(Extracts from a graphics dataset)

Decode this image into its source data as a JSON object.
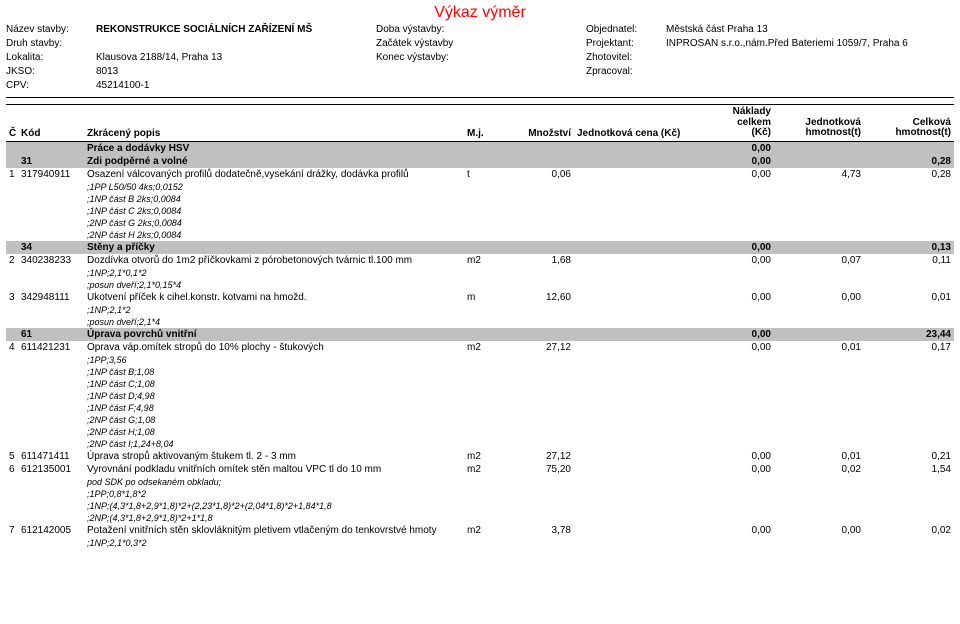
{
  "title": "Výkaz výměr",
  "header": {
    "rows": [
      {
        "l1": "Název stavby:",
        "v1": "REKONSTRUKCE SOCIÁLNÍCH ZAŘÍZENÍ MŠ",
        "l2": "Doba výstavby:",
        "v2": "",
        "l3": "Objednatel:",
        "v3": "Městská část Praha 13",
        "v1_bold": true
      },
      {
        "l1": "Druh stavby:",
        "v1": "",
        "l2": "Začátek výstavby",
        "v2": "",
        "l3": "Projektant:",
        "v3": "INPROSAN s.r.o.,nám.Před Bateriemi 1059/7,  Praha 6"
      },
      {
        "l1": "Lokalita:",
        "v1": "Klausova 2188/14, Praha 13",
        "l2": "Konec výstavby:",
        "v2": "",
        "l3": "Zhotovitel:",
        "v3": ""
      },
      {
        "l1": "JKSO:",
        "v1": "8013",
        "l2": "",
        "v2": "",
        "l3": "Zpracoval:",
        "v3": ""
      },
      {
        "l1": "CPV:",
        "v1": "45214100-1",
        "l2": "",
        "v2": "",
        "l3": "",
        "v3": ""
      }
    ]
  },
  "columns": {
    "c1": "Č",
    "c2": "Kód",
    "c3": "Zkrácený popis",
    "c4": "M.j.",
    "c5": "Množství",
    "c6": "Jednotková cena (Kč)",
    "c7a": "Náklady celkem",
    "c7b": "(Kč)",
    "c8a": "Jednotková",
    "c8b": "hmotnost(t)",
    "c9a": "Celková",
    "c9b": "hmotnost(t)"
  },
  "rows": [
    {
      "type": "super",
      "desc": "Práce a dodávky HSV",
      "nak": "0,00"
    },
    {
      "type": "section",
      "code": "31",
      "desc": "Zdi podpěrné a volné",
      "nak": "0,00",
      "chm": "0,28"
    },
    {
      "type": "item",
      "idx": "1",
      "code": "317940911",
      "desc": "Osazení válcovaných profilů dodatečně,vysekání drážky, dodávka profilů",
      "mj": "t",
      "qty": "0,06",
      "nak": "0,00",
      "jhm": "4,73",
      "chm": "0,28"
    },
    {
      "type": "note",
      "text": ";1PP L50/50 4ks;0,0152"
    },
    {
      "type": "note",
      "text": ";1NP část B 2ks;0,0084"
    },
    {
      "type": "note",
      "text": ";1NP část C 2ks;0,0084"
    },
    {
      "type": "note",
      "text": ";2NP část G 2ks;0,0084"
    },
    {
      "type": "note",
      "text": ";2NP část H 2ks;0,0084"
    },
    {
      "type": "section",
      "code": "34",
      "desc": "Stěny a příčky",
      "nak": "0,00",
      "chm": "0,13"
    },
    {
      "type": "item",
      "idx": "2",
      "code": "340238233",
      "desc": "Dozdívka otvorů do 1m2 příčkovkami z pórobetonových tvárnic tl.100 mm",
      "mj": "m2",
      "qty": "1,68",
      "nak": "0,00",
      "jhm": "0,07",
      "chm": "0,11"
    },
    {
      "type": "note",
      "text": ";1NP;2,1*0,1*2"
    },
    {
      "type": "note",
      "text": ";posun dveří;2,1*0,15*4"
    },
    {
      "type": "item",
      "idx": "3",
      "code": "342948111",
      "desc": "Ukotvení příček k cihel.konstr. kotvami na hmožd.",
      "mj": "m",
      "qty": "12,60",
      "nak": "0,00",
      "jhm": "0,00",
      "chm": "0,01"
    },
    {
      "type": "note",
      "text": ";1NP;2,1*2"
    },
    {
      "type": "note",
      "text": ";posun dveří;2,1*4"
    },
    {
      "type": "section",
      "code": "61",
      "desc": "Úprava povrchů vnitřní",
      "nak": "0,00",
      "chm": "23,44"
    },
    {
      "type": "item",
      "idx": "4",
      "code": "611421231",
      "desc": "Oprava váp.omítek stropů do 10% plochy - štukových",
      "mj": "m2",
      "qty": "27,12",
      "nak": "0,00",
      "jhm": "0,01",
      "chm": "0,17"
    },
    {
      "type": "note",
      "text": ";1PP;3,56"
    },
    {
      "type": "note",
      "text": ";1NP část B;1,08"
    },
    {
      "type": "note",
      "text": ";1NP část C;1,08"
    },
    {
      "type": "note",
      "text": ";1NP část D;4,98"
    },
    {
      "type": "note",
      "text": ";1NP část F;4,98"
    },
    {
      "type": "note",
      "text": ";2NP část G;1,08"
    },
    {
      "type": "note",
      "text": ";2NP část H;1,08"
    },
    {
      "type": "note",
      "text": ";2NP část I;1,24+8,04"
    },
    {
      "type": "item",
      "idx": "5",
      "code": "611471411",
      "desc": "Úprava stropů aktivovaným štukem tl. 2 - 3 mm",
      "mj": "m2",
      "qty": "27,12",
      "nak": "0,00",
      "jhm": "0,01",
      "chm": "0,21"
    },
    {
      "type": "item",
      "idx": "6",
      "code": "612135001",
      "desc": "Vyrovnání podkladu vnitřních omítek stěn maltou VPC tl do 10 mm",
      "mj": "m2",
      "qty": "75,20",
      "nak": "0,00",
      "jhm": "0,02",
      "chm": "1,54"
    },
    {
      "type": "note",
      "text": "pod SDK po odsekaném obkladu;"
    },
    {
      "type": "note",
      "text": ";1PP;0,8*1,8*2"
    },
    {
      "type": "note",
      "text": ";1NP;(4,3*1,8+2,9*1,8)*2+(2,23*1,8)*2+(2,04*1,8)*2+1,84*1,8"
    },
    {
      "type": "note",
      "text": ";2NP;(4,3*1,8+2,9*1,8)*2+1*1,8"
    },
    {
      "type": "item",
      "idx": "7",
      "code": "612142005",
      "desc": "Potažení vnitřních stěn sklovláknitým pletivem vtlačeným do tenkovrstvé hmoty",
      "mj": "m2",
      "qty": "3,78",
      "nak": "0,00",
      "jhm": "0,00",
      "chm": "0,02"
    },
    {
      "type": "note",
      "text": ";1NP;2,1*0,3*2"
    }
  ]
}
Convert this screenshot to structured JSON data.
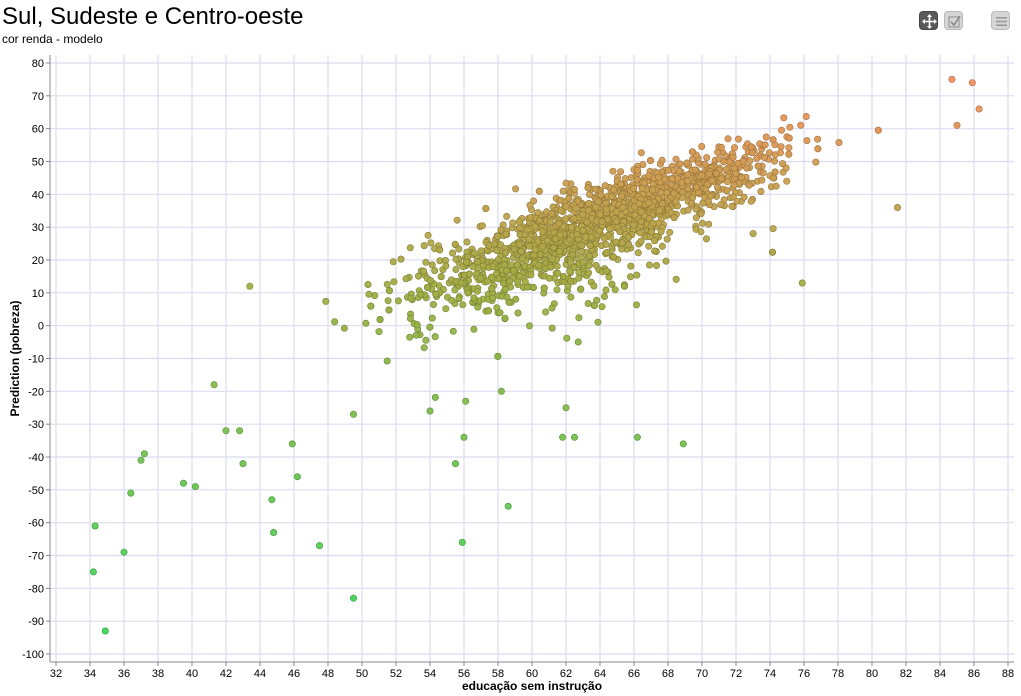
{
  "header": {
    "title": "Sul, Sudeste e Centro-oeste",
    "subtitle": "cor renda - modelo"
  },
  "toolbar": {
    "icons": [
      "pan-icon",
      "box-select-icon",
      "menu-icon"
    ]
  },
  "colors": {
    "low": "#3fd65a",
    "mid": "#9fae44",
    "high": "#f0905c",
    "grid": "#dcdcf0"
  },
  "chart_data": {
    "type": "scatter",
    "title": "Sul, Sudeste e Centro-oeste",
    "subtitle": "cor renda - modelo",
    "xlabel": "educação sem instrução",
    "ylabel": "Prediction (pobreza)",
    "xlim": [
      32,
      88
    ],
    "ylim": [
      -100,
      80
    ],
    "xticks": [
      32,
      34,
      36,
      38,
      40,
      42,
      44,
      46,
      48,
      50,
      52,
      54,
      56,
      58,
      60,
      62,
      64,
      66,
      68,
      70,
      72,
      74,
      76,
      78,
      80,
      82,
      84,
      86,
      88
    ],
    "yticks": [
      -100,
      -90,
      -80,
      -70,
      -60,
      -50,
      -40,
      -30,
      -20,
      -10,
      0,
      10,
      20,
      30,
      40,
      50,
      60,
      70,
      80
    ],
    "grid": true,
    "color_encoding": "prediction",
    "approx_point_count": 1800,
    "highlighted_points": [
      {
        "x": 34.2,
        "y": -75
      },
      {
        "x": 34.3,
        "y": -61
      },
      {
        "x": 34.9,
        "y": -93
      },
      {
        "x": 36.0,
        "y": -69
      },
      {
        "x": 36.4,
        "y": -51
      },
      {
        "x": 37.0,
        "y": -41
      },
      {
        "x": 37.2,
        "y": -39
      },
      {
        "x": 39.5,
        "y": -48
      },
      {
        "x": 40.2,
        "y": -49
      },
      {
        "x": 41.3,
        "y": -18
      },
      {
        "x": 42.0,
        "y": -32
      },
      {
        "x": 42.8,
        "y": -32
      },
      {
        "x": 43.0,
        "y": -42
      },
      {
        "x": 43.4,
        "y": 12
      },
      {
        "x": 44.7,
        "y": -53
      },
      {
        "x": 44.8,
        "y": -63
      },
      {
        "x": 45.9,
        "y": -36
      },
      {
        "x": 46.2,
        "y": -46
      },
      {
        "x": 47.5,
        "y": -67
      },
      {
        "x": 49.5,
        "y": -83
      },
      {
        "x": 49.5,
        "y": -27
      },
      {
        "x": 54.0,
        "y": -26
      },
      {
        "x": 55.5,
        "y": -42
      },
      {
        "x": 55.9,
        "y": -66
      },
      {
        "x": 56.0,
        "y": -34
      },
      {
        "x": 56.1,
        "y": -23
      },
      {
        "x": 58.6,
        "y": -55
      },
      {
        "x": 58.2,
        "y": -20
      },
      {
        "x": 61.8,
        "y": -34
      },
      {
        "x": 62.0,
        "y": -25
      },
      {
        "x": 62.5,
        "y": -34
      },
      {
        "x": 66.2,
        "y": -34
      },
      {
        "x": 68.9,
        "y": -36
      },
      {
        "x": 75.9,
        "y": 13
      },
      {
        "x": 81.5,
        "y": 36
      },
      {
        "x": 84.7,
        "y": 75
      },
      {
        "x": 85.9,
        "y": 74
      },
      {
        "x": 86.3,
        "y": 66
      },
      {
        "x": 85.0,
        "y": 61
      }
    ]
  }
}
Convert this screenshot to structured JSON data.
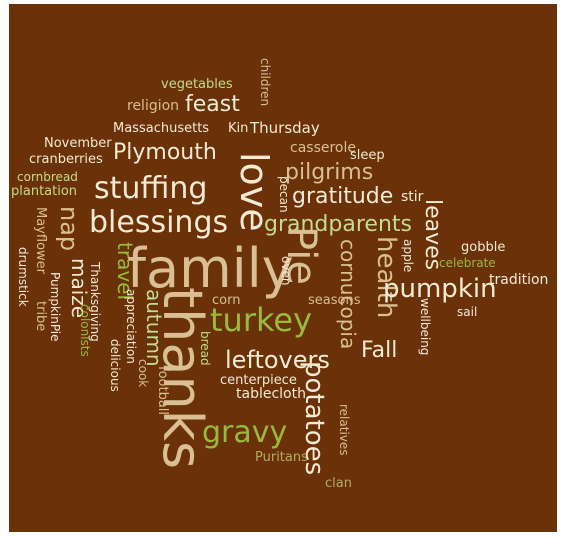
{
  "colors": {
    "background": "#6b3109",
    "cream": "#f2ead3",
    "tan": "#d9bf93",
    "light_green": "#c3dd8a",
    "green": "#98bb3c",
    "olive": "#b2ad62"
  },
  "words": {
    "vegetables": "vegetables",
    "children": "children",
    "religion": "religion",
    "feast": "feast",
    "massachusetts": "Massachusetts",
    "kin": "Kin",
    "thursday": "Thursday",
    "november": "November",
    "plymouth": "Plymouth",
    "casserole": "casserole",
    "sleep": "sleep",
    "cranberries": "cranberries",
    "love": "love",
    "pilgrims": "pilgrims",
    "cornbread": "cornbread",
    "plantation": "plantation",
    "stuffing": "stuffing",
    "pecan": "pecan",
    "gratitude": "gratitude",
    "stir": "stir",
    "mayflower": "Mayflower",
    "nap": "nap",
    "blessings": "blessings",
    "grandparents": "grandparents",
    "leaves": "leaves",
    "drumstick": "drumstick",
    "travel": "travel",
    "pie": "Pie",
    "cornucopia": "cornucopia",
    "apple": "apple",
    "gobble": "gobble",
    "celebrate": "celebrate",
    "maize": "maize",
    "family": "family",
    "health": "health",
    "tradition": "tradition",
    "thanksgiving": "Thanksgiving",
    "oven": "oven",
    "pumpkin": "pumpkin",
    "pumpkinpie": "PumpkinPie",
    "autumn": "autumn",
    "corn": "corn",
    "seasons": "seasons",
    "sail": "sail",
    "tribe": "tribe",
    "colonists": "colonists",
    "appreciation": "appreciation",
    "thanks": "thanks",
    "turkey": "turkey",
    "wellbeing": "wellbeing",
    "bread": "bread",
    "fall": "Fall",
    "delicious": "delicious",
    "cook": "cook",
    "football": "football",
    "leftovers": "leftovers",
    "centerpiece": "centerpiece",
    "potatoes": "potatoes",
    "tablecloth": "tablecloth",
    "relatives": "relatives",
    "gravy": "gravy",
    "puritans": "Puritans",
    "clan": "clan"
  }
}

▶ **Task details**
In how many lines does the word "renda" appear? Respond with the number alone.

▶ **Expected answer**
2